Exercise prompt | Please output every line of the material as it stands, without the pictures.

Dataset content |

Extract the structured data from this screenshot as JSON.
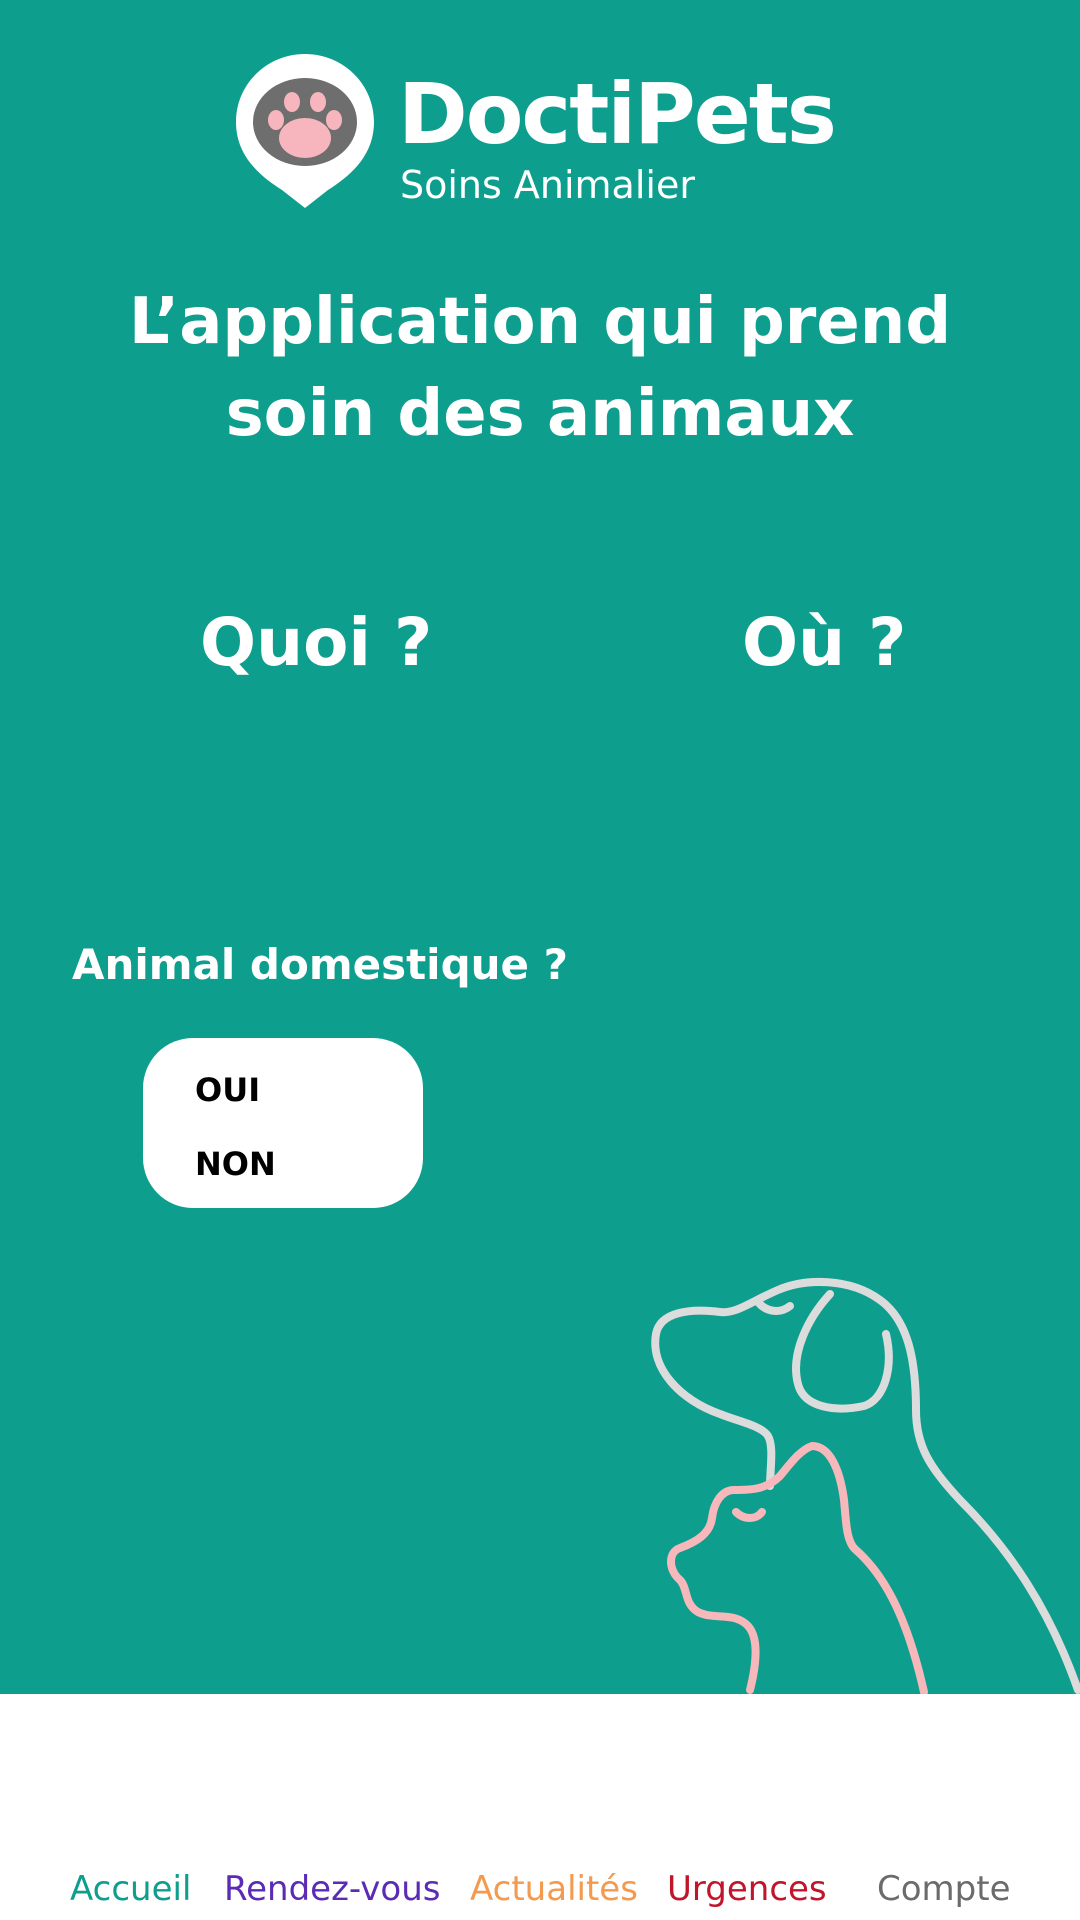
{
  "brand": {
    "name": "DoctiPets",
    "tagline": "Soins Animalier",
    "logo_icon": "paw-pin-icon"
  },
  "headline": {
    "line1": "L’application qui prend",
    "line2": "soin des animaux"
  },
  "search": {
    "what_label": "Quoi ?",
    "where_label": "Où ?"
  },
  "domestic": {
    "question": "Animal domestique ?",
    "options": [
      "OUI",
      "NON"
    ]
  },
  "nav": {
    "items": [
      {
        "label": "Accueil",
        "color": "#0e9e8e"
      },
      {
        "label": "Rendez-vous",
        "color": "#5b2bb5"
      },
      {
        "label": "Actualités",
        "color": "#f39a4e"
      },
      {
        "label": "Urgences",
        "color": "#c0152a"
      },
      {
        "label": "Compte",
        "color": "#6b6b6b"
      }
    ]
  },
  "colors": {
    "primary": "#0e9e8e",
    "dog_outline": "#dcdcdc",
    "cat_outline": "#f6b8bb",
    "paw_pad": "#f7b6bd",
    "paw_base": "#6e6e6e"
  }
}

Answer to the task |
Extract the structured data from this screenshot as JSON.
{
  "brand": {
    "name": "DoctiPets",
    "tagline": "Soins Animalier",
    "logo_icon": "paw-pin-icon"
  },
  "headline": {
    "line1": "L’application qui prend",
    "line2": "soin des animaux"
  },
  "search": {
    "what_label": "Quoi ?",
    "where_label": "Où ?"
  },
  "domestic": {
    "question": "Animal domestique ?",
    "options": [
      "OUI",
      "NON"
    ]
  },
  "nav": {
    "items": [
      {
        "label": "Accueil",
        "color": "#0e9e8e"
      },
      {
        "label": "Rendez-vous",
        "color": "#5b2bb5"
      },
      {
        "label": "Actualités",
        "color": "#f39a4e"
      },
      {
        "label": "Urgences",
        "color": "#c0152a"
      },
      {
        "label": "Compte",
        "color": "#6b6b6b"
      }
    ]
  },
  "colors": {
    "primary": "#0e9e8e",
    "dog_outline": "#dcdcdc",
    "cat_outline": "#f6b8bb",
    "paw_pad": "#f7b6bd",
    "paw_base": "#6e6e6e"
  }
}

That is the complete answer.